WRITTEN INSTRUCTION
Exactly repeat all the records below, omitting the images they hold.

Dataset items
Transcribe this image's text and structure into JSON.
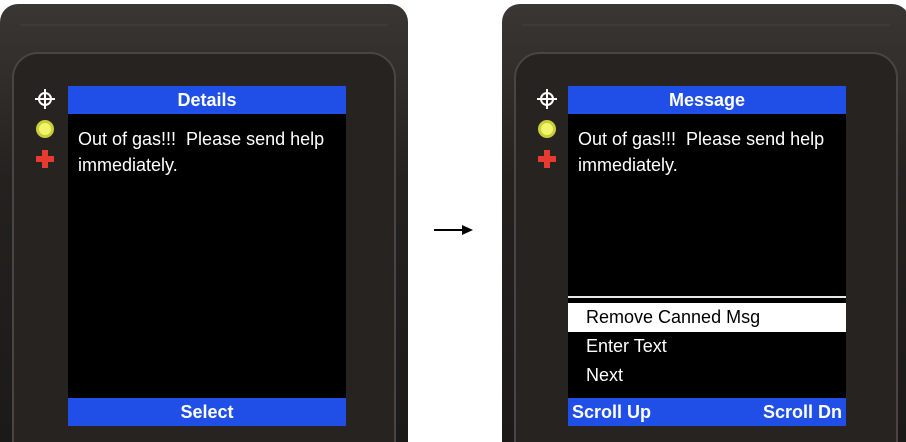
{
  "left_device": {
    "header": "Details",
    "message": "Out of gas!!!  Please send help immediately.",
    "softkey": "Select"
  },
  "right_device": {
    "header": "Message",
    "message": "Out of gas!!!  Please send help immediately.",
    "menu": [
      {
        "label": "Remove Canned Msg",
        "selected": true
      },
      {
        "label": "Enter Text",
        "selected": false
      },
      {
        "label": "Next",
        "selected": false
      }
    ],
    "softkey_left": "Scroll Up",
    "softkey_right": "Scroll Dn"
  },
  "indicators": [
    "crosshair-icon",
    "status-led-icon",
    "plus-icon"
  ],
  "colors": {
    "accent_blue": "#1f4fe6",
    "led_yellow": "#f2f56b",
    "plus_red": "#e53b31"
  }
}
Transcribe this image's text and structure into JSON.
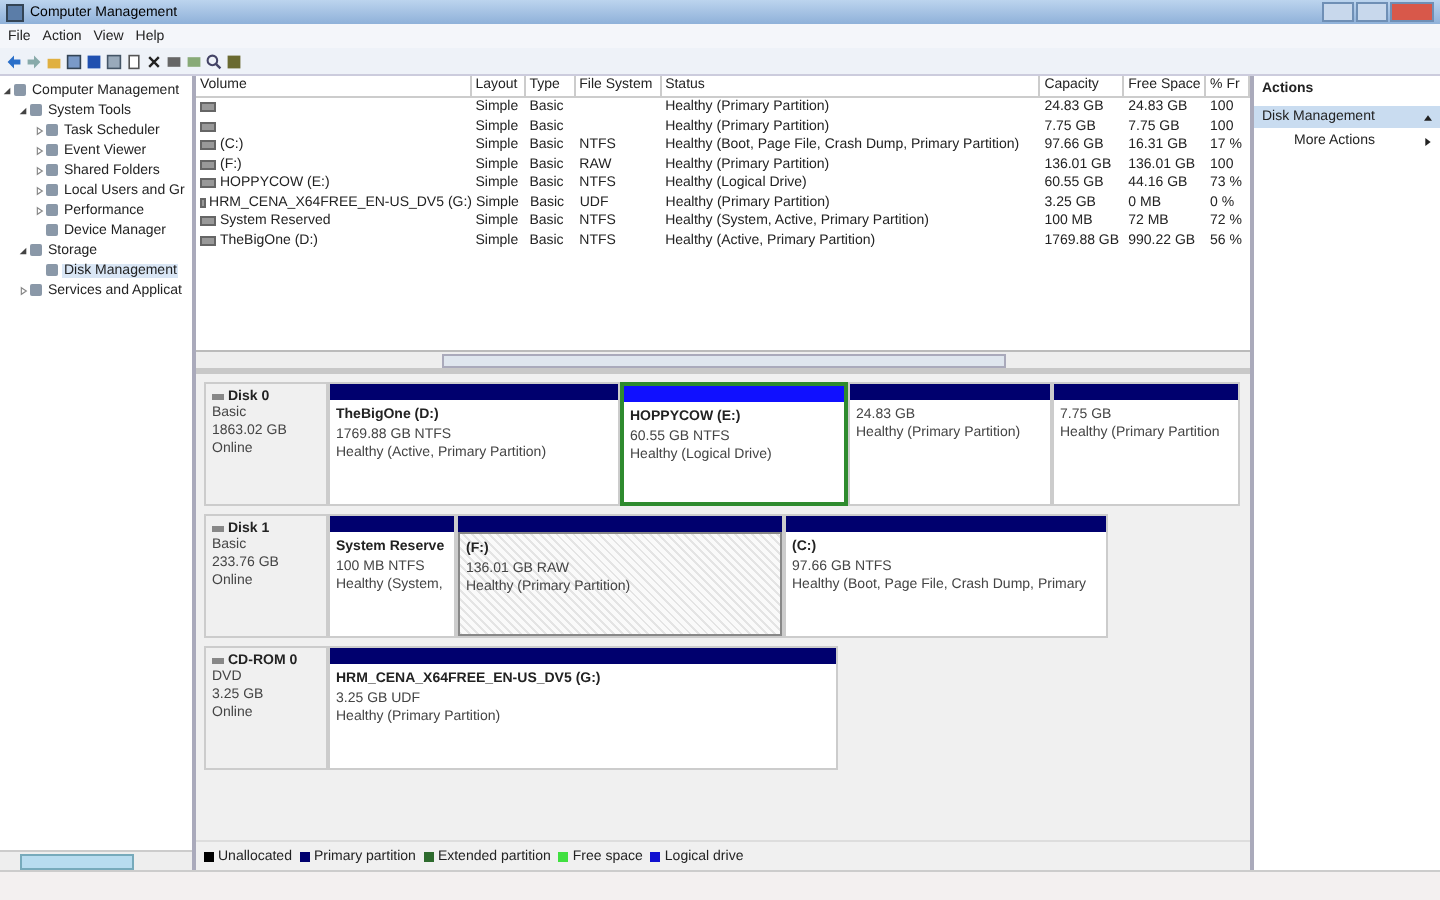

EXPECTED ANSWER
Transcribe this image's text and structure into JSON.
{
  "left_device": {
    "header": "Details",
    "message": "Out of gas!!!  Please send help immediately.",
    "softkey": "Select"
  },
  "right_device": {
    "header": "Message",
    "message": "Out of gas!!!  Please send help immediately.",
    "menu": [
      {
        "label": "Remove Canned Msg",
        "selected": true
      },
      {
        "label": "Enter Text",
        "selected": false
      },
      {
        "label": "Next",
        "selected": false
      }
    ],
    "softkey_left": "Scroll Up",
    "softkey_right": "Scroll Dn"
  },
  "indicators": [
    "crosshair-icon",
    "status-led-icon",
    "plus-icon"
  ],
  "colors": {
    "accent_blue": "#1f4fe6",
    "led_yellow": "#f2f56b",
    "plus_red": "#e53b31"
  }
}
Transcribe this image's text and structure into JSON.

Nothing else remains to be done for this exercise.